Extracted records
::::

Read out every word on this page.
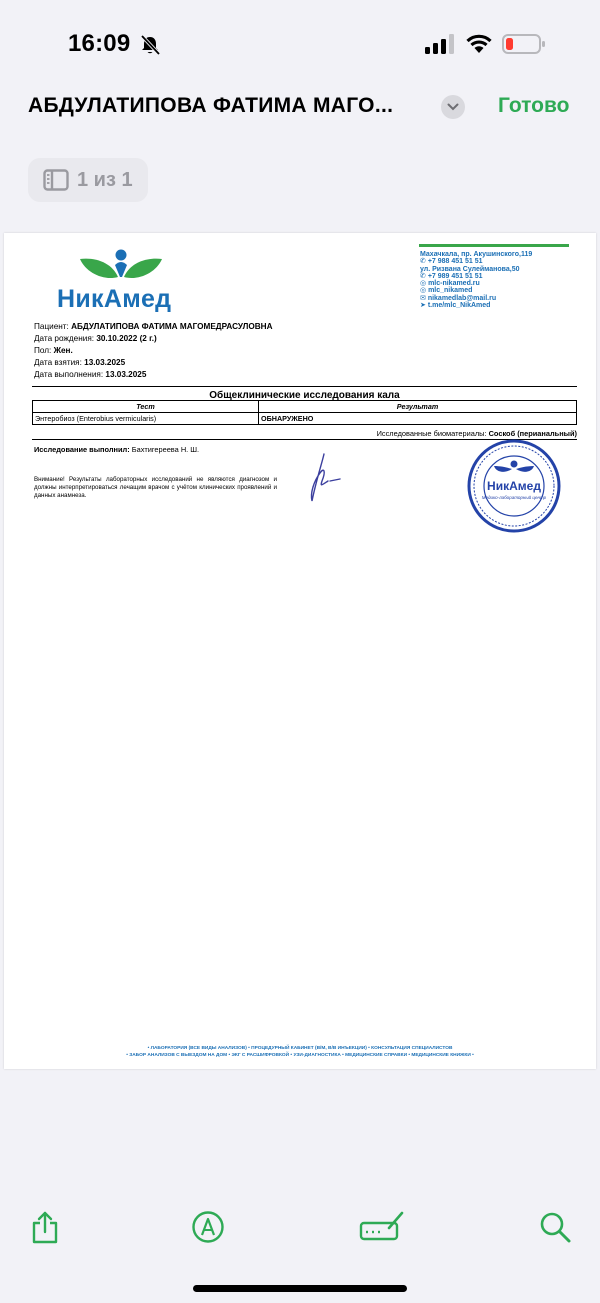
16:09
АБДУЛАТИПОВА ФАТИМА МАГО...	Готово
1 из 1
НикАмед
Махачкала, пр. Акушинского,119
✆ +7 988 451 51 51
ул. Ризвана Сулейманова,50
✆ +7 989 451 51 51
◎ mlc-nikamed.ru
◎ mlc_nikamed
✉ nikamedlab@mail.ru
➤ t.me/mlc_NikAmed
Пациент: АБДУЛАТИПОВА ФАТИМА МАГОМЕДРАСУЛОВНА
Дата рождения: 30.10.2022 (2 г.)
Пол: Жен.
Дата взятия: 13.03.2025
Дата выполнения: 13.03.2025
Общеклинические исследования кала
Тест	Результат
Энтеробиоз (Enterobius vermicularis)	ОБНАРУЖЕНО
Исследованные биоматериалы: Соскоб (перианальный)
Исследование выполнил: Бахтигереева Н. Ш.
Внимание! Результаты лабораторных исследований не являются диагнозом и должны интерпретироваться лечащим врачом с учётом клинических проявлений и данных анамнеза.
НикАмед
Медико-лабораторный центр
• ЛАБОРАТОРИЯ (ВСЕ ВИДЫ АНАЛИЗОВ) • ПРОЦЕДУРНЫЙ КАБИНЕТ (В/М, В/В ИНЪЕКЦИИ) • КОНСУЛЬТАЦИЯ СПЕЦИАЛИСТОВ
• ЗАБОР АНАЛИЗОВ С ВЫЕЗДОМ НА ДОМ • ЭКГ С РАСШИФРОВКОЙ • УЗИ-ДИАГНОСТИКА • МЕДИЦИНСКИЕ СПРАВКИ • МЕДИЦИНСКИЕ КНИЖКИ •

::::

> Given task: Copy out all the entries exactly. Images stay out of the copy.

> Task output:
Read out every word on this page.
16:09
АБДУЛАТИПОВА ФАТИМА МАГО...	Готово
1 из 1
НикАмед
Махачкала, пр. Акушинского,119
✆ +7 988 451 51 51
ул. Ризвана Сулейманова,50
✆ +7 989 451 51 51
◎ mlc-nikamed.ru
◎ mlc_nikamed
✉ nikamedlab@mail.ru
➤ t.me/mlc_NikAmed
Пациент: АБДУЛАТИПОВА ФАТИМА МАГОМЕДРАСУЛОВНА
Дата рождения: 30.10.2022 (2 г.)
Пол: Жен.
Дата взятия: 13.03.2025
Дата выполнения: 13.03.2025
Общеклинические исследования кала
Тест	Результат
Энтеробиоз (Enterobius vermicularis)	ОБНАРУЖЕНО
Исследованные биоматериалы: Соскоб (перианальный)
Исследование выполнил: Бахтигереева Н. Ш.
Внимание! Результаты лабораторных исследований не являются диагнозом и должны интерпретироваться лечащим врачом с учётом клинических проявлений и данных анамнеза.
НикАмед
Медико-лабораторный центр
• ЛАБОРАТОРИЯ (ВСЕ ВИДЫ АНАЛИЗОВ) • ПРОЦЕДУРНЫЙ КАБИНЕТ (В/М, В/В ИНЪЕКЦИИ) • КОНСУЛЬТАЦИЯ СПЕЦИАЛИСТОВ
• ЗАБОР АНАЛИЗОВ С ВЫЕЗДОМ НА ДОМ • ЭКГ С РАСШИФРОВКОЙ • УЗИ-ДИАГНОСТИКА • МЕДИЦИНСКИЕ СПРАВКИ • МЕДИЦИНСКИЕ КНИЖКИ •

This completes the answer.